__Written exercise__
Write out word for word each line from the one containing "Transcribe the text in this document." through the close of the listing, including both ends. Pictures do not belong in the copy.

__Supplied records__

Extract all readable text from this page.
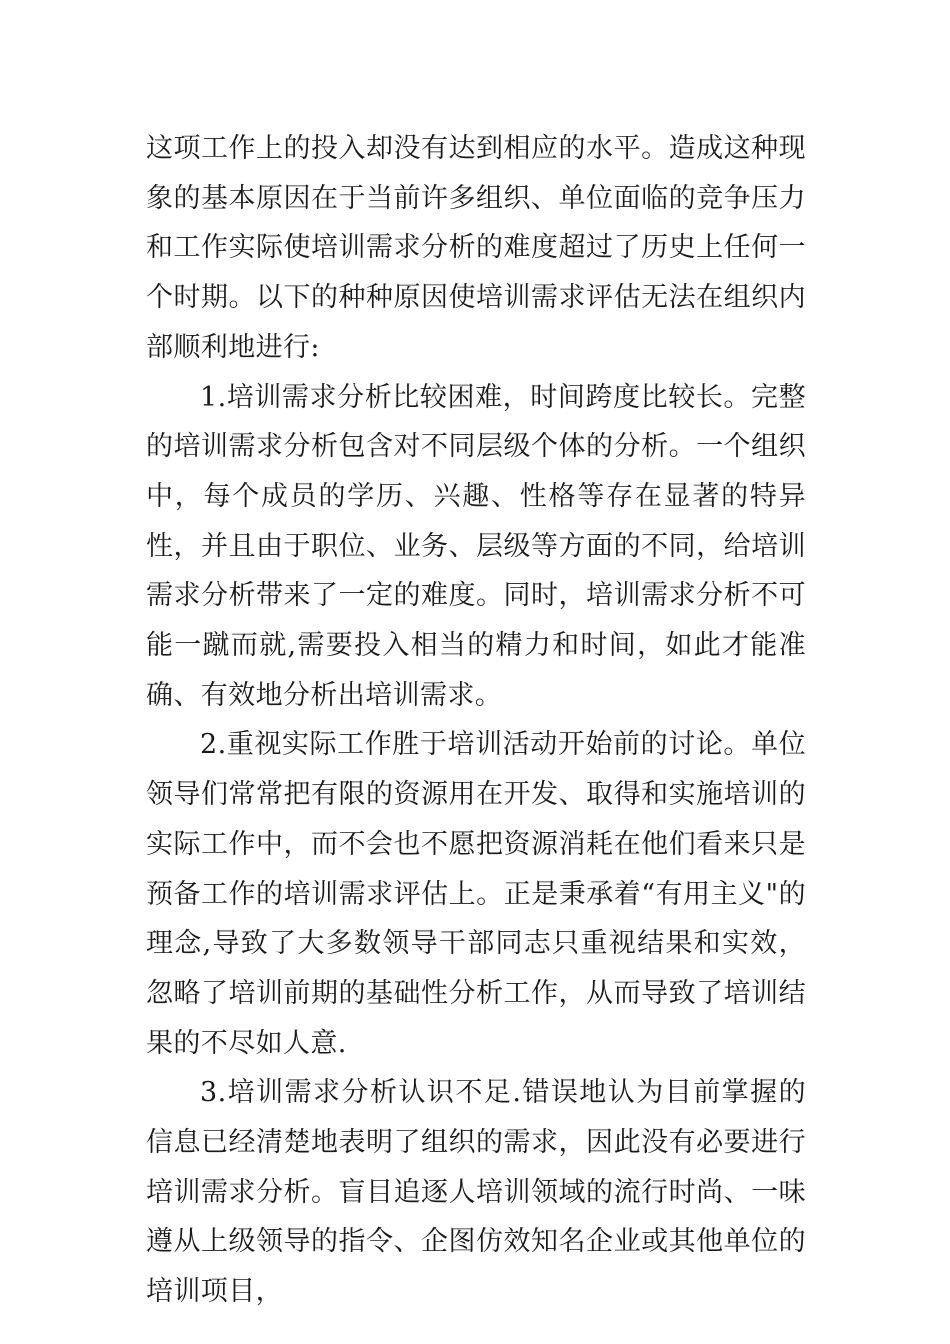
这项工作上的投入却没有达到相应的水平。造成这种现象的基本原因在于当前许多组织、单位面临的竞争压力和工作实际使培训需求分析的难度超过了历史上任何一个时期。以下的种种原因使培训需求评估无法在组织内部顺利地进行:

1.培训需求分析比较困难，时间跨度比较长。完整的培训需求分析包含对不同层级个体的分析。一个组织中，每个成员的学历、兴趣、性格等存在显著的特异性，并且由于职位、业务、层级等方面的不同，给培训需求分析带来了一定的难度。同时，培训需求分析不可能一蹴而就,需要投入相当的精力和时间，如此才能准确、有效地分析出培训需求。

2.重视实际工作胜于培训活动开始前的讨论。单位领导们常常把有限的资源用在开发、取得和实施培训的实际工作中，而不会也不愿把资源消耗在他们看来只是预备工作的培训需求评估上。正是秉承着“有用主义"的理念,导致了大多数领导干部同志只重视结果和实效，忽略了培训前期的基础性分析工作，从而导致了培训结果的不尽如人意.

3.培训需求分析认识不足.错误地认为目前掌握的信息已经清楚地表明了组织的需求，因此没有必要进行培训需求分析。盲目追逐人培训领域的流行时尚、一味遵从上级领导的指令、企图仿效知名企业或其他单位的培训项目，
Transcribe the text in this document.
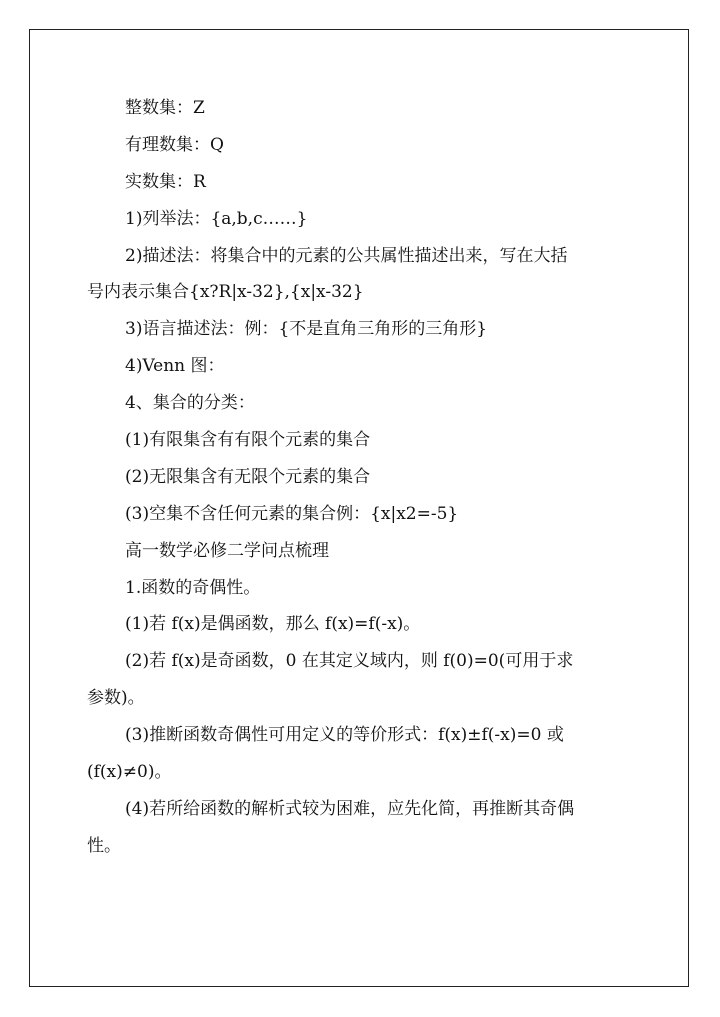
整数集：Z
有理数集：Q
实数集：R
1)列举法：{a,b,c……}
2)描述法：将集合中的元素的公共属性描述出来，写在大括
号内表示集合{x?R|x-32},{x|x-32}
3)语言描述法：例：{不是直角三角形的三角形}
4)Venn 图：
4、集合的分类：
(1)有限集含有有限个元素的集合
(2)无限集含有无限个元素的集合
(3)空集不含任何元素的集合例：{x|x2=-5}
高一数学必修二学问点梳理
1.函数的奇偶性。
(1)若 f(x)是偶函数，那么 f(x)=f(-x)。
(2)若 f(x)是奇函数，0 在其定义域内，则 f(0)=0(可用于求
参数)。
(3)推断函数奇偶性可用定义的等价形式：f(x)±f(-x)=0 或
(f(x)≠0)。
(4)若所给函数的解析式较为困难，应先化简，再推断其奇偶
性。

__Reply__
Transcribe the text in this document.
整数集：Z
有理数集：Q
实数集：R
1)列举法：{a,b,c……}
2)描述法：将集合中的元素的公共属性描述出来，写在大括
号内表示集合{x?R|x-32},{x|x-32}
3)语言描述法：例：{不是直角三角形的三角形}
4)Venn 图：
4、集合的分类：
(1)有限集含有有限个元素的集合
(2)无限集含有无限个元素的集合
(3)空集不含任何元素的集合例：{x|x2=-5}
高一数学必修二学问点梳理
1.函数的奇偶性。
(1)若 f(x)是偶函数，那么 f(x)=f(-x)。
(2)若 f(x)是奇函数，0 在其定义域内，则 f(0)=0(可用于求
参数)。
(3)推断函数奇偶性可用定义的等价形式：f(x)±f(-x)=0 或
(f(x)≠0)。
(4)若所给函数的解析式较为困难，应先化简，再推断其奇偶
性。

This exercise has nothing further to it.